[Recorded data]
** begin **
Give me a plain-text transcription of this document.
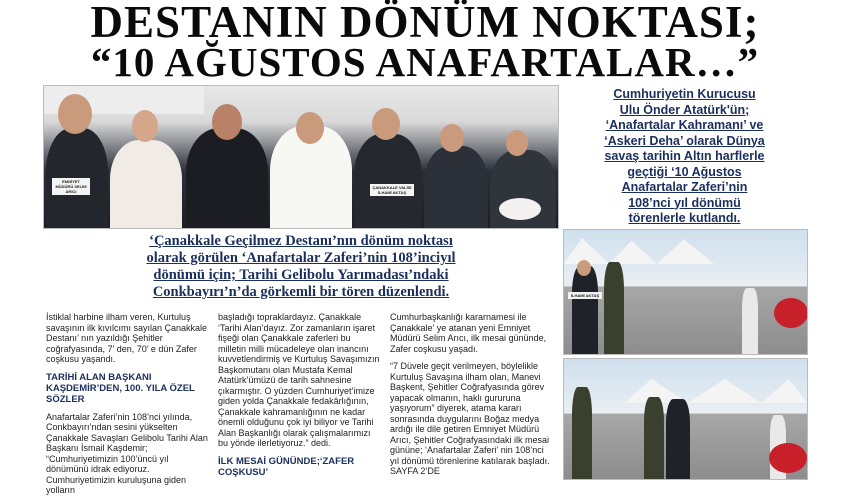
DESTANIN DÖNÜM NOKTASI;
“10 AĞUSTOS ANAFARTALAR…”
EMNİYET MÜDÜRÜ SELİM ARICI
ÇANAKKALE VALİSİ İLHAMİ AKTAŞ
Cumhuriyetin Kurucusu
Ulu Önder Atatürk'ün;
‘Anafartalar Kahramanı’ ve
‘Askeri Deha’ olarak Dünya
savaş tarihin Altın harflerle
geçtiği ‘10 Ağustos
Anafartalar Zaferi’nin
108’nci yıl dönümü
törenlerle kutlandı.
İLHAMİ AKTAŞ
‘Çanakkale Geçilmez Destanı’nın dönüm noktası
olarak görülen ‘Anafartalar Zaferi’nin 108’inciyıl
dönümü için; Tarihi Gelibolu Yarımadası’ndaki
Conkbayırı’n’da görkemli bir tören düzenlendi.

İstiklal harbine ilham veren, Kurtuluş savaşının ilk kıvılcımı sayılan Çanakkale Destanı’ nın yazıldığı Şehitler coğrafyasında, 7’ den, 70’ e dün Zafer coşkusu yaşandı.

TARİHİ ALAN BAŞKANI KAŞDEMİR’DEN, 100. YILA ÖZEL SÖZLER

Anafartalar Zaferi’nin 108’nci yılında, Conkbayırı’ndan sesini yükselten Çanakkale Savaşları Gelibolu Tarihi Alan Başkanı İsmail Kaşdemir; “Cumhuriyetimizin 100’üncü yıl dönümünü idrak ediyoruz. Cumhuriyetimizin kuruluşuna giden yolların

başladığı topraklardayız. Çanakkale ‘Tarihi Alan’dayız. Zor zamanların işaret fişeği olan Çanakkale zaferleri bu milletin milli mücadeleye olan inancını kuvvetlendirmiş ve Kurtuluş Savaşımızın Başkomutanı olan Mustafa Kemal Atatürk’ümüzü de tarih sahnesine çıkarmıştır. O yüzden Cumhuriyet’imize giden yolda Çanakkale fedakârlığının, Çanakkale kahramanlığının ne kadar önemli olduğunu çok iyi biliyor ve Tarihi Alan Başkanlığı olarak çalışmalarımızı bu yönde ilerletiyoruz.” dedi.

İLK MESAİ GÜNÜNDE;‘ZAFER COŞKUSU’

Cumhurbaşkanlığı kararnamesi ile Çanakkale’ ye atanan yeni Emniyet Müdürü Selim Arıcı, ilk mesai gününde, Zafer coşkusu yaşadı.

“7 Düvele geçit verilmeyen, böylelikle Kurtuluş Savaşına ilham olan, Manevi Başkent, Şehitler Coğrafyasında görev yapacak olmanın, haklı gururuna yaşıyorum” diyerek, atama kararı sonrasında duygularını Boğaz medya ardığı ile dile getiren Emniyet Müdürü Arıcı, Şehitler Coğrafyasındaki ilk mesai gününe; ‘Anafartalar Zaferi’ nin 108’nci yıl dönümü törenlerine katılarak başladı. SAYFA 2’DE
** end **
_Aim:_ Check all the records above and select each line where the string "olarak" is found.

_Exercise result:_
‘Askeri Deha’ olarak Dünya
olarak görülen ‘Anafartalar Zaferi’nin 108’inciyıl
başladığı topraklardayız. Çanakkale ‘Tarihi Alan’dayız. Zor zamanların işaret fişeği olan Çanakkale zaferleri bu milletin milli mücadeleye olan inancını kuvvetlendirmiş ve Kurtuluş Savaşımızın Başkomutanı olan Mustafa Kemal Atatürk’ümüzü de tarih sahnesine çıkarmıştır. O yüzden Cumhuriyet’imize giden yolda Çanakkale fedakârlığının, Çanakkale kahramanlığının ne kadar önemli olduğunu çok iyi biliyor ve Tarihi Alan Başkanlığı olarak çalışmalarımızı bu yönde ilerletiyoruz.” dedi.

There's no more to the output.